#### DATA FOR THE TASK ####
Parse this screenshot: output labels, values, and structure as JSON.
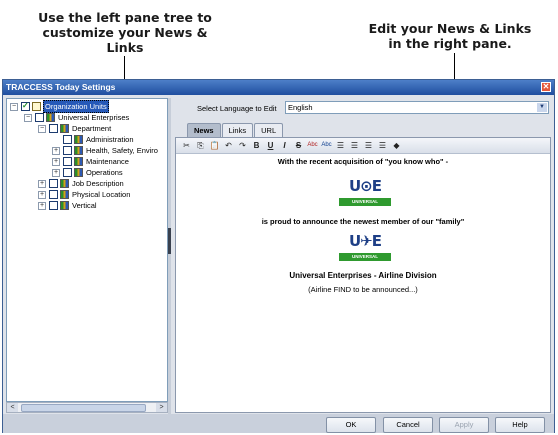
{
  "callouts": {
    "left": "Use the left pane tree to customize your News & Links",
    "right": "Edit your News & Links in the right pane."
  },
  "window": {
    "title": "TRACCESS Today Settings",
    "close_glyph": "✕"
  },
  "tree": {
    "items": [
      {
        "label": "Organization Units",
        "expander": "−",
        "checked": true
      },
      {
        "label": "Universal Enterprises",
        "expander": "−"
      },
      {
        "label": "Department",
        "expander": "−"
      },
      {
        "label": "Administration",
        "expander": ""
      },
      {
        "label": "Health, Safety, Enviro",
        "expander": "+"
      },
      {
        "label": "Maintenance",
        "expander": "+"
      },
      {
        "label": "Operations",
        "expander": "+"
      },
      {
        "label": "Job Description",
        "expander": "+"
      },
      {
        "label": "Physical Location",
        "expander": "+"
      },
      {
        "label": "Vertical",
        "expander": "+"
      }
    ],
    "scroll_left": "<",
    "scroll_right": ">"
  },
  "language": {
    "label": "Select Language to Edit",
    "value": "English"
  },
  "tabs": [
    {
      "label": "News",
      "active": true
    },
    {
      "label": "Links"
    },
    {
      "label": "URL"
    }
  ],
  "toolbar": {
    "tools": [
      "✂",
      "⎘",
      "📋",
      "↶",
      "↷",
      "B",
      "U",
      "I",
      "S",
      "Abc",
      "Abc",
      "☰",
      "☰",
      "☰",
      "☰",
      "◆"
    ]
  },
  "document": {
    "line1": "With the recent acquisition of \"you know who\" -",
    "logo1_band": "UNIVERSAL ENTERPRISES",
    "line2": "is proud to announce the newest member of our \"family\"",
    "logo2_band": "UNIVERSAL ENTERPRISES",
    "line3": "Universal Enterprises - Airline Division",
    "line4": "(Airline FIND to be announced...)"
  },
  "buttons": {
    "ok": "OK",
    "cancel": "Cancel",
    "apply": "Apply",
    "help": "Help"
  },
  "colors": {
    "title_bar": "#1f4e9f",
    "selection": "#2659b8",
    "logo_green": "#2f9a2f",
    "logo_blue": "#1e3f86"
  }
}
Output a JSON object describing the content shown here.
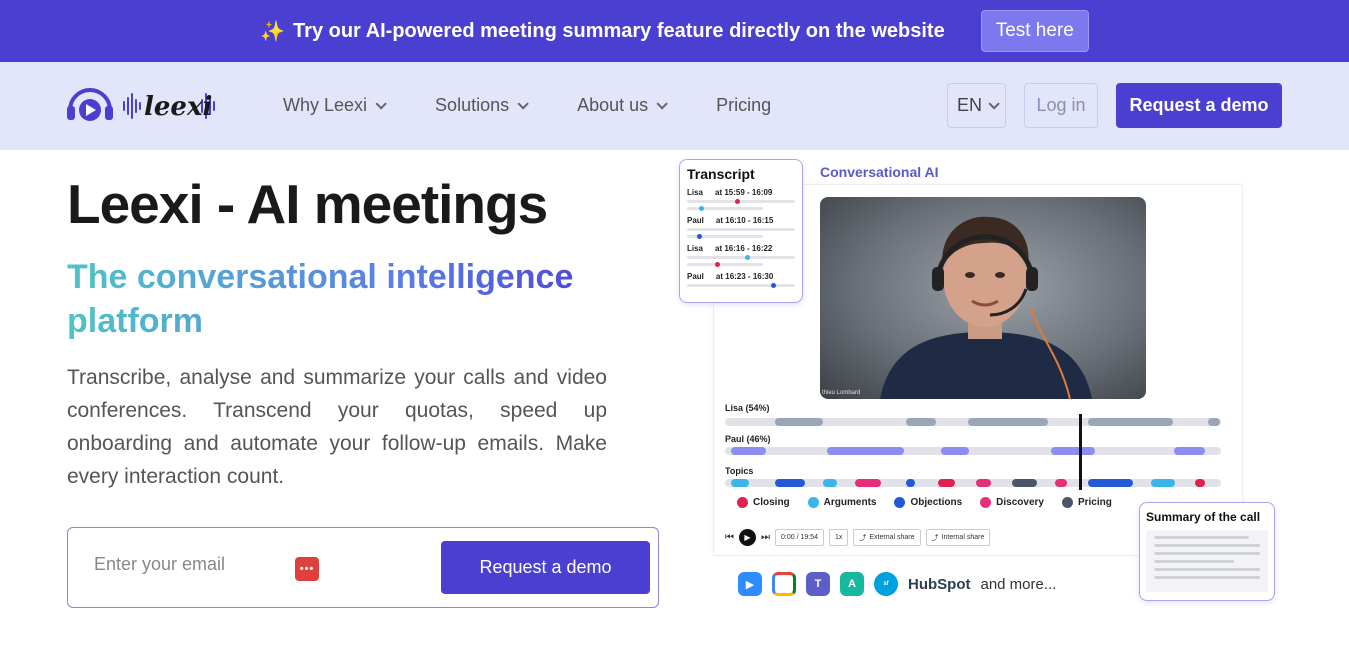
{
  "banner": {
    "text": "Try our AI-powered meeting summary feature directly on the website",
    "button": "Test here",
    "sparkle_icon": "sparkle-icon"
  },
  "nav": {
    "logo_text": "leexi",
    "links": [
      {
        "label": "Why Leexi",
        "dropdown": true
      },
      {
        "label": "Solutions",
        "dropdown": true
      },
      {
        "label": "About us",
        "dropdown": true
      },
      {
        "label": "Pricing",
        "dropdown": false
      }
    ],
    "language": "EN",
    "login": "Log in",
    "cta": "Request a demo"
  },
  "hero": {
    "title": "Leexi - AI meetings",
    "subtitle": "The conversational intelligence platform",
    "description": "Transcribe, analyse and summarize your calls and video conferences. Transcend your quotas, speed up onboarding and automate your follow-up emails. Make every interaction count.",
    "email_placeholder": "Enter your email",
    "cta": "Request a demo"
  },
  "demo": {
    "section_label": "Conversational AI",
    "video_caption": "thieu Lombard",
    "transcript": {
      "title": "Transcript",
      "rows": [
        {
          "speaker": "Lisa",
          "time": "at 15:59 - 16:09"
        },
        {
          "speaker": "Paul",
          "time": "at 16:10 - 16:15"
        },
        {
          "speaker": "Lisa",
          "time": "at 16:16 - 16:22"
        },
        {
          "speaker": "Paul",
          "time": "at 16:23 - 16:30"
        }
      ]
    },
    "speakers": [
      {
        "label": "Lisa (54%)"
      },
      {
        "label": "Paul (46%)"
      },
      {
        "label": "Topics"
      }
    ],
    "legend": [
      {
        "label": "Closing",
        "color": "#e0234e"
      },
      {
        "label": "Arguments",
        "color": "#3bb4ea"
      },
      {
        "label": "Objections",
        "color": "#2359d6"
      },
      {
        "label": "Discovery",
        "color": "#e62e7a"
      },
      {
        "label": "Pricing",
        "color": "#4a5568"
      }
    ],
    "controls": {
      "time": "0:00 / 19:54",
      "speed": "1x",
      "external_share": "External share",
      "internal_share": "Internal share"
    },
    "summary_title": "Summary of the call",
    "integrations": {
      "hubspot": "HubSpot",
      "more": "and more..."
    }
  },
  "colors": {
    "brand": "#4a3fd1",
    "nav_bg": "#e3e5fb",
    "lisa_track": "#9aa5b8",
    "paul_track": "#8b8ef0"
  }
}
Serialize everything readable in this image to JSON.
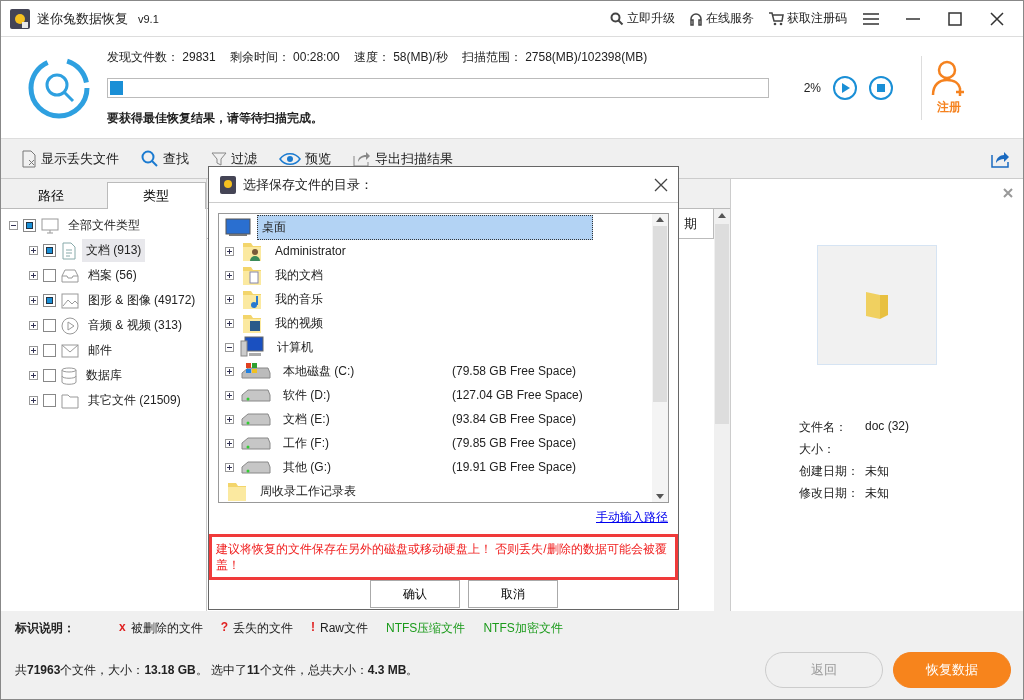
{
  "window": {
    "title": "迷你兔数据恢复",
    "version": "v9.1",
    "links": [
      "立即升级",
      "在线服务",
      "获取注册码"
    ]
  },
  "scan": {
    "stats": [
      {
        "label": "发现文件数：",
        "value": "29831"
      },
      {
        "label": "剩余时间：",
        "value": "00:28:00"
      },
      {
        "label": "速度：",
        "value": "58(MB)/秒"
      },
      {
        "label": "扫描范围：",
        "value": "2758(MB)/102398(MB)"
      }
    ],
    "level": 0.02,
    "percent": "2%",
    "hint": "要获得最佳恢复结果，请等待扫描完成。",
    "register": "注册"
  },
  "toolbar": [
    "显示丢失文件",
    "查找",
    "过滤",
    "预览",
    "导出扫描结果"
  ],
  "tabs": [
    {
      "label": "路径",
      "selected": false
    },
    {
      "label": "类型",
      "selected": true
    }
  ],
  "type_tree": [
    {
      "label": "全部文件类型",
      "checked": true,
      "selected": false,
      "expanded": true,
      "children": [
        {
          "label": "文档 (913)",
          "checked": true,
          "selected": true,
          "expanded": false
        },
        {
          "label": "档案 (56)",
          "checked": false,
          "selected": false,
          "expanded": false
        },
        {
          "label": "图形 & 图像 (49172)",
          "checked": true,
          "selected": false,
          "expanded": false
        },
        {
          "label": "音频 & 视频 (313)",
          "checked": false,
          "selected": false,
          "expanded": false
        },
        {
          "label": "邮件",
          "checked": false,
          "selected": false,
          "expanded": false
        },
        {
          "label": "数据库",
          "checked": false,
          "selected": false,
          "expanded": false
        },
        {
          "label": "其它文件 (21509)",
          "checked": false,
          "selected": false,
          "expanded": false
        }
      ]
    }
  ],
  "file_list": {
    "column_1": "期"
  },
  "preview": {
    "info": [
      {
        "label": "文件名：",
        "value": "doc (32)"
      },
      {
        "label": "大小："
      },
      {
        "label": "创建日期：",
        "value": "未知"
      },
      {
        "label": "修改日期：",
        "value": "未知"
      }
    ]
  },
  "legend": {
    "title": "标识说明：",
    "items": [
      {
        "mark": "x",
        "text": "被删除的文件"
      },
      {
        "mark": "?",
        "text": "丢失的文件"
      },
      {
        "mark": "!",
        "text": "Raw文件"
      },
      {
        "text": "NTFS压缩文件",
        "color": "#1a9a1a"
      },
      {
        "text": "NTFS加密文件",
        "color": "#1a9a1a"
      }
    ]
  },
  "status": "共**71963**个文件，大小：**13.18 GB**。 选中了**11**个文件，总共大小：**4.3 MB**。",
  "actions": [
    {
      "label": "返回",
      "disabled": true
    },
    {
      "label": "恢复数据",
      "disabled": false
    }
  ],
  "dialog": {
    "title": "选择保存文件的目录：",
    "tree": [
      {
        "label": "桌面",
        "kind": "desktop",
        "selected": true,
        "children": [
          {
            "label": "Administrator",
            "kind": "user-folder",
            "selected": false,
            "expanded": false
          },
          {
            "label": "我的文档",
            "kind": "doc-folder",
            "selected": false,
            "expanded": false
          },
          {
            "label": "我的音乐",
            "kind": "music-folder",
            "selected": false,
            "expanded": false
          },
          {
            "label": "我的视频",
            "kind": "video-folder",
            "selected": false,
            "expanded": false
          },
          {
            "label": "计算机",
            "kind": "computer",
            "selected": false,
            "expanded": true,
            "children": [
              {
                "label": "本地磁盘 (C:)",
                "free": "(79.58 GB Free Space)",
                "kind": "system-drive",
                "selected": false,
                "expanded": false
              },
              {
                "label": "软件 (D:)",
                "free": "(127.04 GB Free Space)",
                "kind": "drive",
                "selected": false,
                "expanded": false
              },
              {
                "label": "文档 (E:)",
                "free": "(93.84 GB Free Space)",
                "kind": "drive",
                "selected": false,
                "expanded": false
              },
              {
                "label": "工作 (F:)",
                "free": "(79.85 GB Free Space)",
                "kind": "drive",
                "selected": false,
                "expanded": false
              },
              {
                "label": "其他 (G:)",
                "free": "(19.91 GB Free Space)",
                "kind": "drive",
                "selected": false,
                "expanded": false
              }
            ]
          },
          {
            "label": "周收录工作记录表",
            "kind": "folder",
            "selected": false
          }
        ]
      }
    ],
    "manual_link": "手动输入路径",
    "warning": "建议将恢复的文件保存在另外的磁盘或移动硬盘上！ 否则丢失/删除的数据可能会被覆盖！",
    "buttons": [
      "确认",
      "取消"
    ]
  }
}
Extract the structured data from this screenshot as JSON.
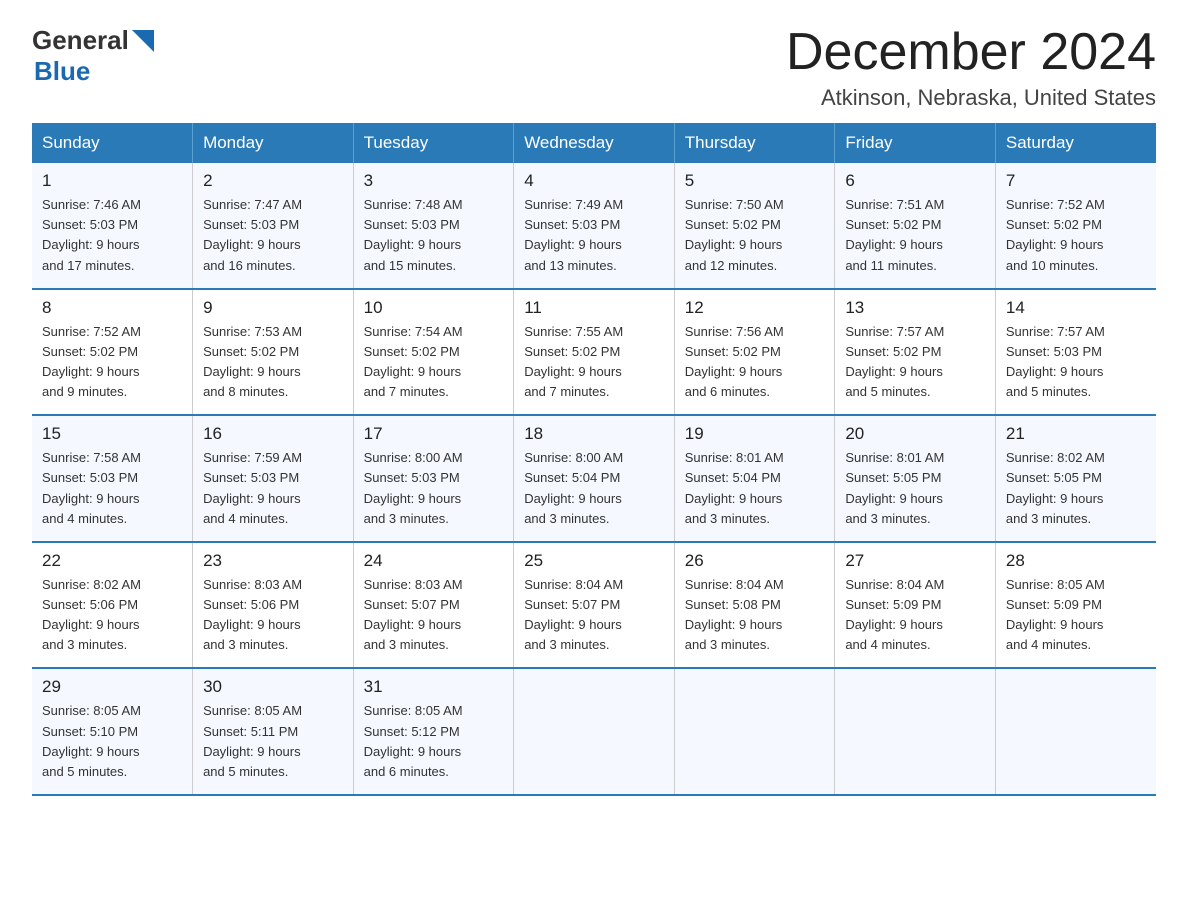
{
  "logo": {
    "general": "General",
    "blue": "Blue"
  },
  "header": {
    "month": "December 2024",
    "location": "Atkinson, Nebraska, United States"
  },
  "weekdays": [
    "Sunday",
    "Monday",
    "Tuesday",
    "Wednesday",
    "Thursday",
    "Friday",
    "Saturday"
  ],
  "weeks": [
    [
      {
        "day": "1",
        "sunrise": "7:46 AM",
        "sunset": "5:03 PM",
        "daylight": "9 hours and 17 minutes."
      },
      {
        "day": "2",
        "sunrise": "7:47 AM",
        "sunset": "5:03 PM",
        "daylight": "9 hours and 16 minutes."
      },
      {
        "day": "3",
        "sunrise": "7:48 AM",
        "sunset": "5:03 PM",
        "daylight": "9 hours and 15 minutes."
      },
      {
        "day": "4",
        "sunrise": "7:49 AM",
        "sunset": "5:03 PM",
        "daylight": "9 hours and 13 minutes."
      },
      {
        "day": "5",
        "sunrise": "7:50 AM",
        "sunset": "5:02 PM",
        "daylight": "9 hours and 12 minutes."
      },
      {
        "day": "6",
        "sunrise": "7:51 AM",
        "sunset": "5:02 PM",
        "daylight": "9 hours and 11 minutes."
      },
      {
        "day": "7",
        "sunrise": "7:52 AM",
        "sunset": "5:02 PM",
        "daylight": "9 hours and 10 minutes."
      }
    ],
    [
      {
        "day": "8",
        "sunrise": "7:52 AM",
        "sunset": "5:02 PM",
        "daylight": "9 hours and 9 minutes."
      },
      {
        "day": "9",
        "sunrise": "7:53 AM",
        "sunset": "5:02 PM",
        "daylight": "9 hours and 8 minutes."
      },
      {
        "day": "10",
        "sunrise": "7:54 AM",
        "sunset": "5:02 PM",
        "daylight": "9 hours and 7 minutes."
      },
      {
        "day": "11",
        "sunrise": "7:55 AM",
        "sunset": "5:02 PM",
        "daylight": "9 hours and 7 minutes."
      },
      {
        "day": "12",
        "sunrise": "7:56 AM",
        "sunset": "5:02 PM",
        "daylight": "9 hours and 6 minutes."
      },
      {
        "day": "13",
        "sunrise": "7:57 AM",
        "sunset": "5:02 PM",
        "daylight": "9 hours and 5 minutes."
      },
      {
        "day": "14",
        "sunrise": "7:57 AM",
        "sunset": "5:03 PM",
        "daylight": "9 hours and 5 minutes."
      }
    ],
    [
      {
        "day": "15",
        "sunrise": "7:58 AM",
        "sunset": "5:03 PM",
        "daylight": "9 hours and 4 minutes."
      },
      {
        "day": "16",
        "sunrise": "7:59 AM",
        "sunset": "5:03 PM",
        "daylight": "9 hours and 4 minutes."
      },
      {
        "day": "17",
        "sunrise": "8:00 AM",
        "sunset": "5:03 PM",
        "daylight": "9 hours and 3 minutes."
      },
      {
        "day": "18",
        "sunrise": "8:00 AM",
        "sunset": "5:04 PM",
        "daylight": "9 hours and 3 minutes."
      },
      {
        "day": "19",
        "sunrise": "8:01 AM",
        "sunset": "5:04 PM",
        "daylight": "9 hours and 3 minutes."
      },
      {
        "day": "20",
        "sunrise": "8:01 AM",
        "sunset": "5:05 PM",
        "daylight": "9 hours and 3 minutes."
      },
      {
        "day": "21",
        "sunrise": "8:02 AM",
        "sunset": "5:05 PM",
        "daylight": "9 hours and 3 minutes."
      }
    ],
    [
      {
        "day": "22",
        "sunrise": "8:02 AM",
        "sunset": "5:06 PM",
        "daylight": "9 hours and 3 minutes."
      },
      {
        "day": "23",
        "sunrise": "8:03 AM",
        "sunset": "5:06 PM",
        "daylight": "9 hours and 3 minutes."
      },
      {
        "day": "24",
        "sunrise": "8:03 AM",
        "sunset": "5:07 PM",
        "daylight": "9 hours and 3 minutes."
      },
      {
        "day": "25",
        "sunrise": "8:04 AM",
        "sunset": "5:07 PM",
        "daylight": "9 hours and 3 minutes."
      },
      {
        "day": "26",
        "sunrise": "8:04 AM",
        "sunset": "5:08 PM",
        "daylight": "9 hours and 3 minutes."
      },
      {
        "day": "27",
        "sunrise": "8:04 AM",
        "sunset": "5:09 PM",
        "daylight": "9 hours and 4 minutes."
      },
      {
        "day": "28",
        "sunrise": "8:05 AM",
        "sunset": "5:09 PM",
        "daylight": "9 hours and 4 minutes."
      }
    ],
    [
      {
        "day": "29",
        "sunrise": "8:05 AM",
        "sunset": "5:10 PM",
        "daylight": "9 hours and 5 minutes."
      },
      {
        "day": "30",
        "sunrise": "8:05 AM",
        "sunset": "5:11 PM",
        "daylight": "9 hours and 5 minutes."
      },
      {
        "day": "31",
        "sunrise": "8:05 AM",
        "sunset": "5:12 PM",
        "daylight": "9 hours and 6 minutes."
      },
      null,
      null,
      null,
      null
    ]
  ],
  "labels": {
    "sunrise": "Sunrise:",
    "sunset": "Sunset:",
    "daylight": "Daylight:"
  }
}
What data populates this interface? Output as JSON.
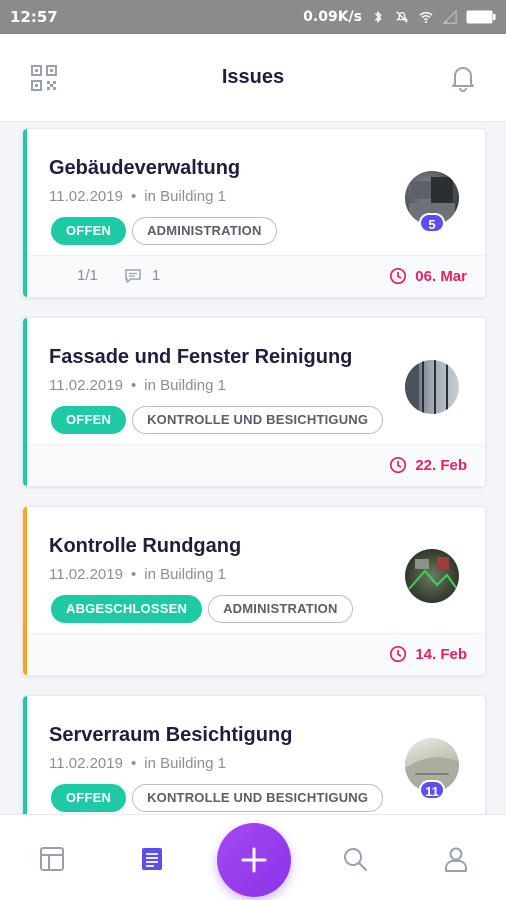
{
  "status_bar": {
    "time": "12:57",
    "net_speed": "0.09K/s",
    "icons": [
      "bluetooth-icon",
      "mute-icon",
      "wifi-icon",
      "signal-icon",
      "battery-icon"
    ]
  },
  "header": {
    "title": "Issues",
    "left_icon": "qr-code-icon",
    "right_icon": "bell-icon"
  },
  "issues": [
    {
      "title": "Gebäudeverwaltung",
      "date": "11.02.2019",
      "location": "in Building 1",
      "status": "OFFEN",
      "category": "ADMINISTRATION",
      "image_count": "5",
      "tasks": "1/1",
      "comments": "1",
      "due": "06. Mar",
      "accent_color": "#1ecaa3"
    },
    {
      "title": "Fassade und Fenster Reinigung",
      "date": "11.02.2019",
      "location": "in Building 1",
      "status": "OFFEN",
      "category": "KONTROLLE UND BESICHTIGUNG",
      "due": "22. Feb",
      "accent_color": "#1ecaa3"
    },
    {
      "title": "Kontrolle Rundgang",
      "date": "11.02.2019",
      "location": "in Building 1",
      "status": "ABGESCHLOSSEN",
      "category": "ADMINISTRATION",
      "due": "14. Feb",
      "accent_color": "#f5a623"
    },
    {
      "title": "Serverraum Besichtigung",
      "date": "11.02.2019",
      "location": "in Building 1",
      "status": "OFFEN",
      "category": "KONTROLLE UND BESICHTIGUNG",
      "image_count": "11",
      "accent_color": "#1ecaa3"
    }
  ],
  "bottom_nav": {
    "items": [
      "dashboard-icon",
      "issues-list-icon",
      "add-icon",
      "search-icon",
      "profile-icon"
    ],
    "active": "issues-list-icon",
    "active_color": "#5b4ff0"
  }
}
####
AIM
Extract lines where the string "kind" occurs.

RESULT BELOW
        "kind": "desktop",
            "kind": "user-folder",
            "kind": "doc-folder",
            "kind": "music-folder",
            "kind": "video-folder",
            "kind": "computer",
                "kind": "system-drive",
                "kind": "drive",
                "kind": "drive",
                "kind": "drive",
                "kind": "drive",
            "kind": "folder",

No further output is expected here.